(Dataset listings of figures)
------------

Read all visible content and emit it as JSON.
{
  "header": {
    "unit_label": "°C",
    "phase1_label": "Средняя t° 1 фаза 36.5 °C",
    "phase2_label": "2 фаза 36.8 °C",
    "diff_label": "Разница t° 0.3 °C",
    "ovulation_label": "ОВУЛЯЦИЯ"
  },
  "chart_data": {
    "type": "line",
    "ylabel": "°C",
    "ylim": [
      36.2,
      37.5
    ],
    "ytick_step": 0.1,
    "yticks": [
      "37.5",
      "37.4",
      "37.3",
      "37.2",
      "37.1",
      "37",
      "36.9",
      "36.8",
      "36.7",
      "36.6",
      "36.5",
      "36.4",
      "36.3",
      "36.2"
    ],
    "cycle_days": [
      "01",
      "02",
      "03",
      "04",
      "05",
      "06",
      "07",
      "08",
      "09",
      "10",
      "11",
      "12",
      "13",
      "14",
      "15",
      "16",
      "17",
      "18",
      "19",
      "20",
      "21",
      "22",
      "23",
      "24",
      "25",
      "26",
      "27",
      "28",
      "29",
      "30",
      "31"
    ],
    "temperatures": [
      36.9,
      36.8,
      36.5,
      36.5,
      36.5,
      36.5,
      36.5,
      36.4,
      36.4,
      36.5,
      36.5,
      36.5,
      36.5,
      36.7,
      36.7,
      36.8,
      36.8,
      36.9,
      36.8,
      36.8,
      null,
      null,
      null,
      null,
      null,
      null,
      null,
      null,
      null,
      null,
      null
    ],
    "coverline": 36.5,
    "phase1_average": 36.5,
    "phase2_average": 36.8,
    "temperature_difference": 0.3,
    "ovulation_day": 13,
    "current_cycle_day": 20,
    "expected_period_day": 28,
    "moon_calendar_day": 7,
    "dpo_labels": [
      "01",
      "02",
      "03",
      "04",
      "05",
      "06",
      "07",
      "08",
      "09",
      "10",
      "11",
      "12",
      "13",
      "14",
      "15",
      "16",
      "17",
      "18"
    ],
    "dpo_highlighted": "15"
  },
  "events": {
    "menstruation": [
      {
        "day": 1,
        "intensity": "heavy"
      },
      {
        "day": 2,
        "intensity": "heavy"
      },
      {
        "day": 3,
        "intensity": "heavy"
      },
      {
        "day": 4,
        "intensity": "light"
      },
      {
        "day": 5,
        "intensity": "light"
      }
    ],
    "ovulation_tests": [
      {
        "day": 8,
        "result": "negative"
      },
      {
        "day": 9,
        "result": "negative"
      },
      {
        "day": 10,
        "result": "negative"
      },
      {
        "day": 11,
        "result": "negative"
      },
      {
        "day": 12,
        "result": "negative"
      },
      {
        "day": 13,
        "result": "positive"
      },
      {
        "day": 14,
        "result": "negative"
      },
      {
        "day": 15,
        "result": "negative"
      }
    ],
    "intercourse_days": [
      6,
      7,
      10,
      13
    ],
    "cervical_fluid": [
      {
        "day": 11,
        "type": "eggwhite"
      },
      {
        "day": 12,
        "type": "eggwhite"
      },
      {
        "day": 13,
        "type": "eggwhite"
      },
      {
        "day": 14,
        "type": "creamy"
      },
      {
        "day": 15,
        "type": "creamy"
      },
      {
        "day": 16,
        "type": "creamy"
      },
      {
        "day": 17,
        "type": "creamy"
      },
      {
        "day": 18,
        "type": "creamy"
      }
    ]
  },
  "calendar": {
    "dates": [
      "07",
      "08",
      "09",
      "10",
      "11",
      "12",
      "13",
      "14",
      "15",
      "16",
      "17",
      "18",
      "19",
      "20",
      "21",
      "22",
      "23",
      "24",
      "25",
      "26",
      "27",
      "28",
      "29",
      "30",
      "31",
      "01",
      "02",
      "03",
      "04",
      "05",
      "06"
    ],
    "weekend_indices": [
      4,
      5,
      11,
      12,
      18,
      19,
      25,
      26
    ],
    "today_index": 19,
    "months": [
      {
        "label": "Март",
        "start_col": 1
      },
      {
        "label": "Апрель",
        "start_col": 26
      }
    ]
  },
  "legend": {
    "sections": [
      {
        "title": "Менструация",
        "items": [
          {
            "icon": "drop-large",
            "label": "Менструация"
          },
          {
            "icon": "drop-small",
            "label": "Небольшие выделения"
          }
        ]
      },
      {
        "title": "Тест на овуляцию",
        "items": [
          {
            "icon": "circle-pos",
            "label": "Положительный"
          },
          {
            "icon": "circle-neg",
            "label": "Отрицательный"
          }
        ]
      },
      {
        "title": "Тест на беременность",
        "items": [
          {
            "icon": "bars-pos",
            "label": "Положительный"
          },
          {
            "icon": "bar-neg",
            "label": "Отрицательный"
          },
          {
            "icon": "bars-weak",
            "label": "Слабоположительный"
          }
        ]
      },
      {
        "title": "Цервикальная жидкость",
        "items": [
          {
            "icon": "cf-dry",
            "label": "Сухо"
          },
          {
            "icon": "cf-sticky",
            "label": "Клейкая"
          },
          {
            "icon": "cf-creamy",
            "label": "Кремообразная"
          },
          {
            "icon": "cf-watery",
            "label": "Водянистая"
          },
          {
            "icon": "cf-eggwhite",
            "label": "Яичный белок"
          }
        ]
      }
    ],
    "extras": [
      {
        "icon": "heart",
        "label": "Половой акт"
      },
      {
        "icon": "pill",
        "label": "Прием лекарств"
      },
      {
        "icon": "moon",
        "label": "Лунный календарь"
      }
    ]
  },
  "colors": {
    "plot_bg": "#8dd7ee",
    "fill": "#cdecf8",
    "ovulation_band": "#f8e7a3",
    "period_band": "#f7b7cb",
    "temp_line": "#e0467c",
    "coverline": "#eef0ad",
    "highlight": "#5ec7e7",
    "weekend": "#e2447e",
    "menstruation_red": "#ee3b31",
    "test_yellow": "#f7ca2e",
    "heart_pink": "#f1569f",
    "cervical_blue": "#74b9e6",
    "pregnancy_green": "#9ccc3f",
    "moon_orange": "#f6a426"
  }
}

------------

» **Instructions for the task**:
Count every line above that holds the word "Менструация", and state the number and nothing more.

» **Full output**:
2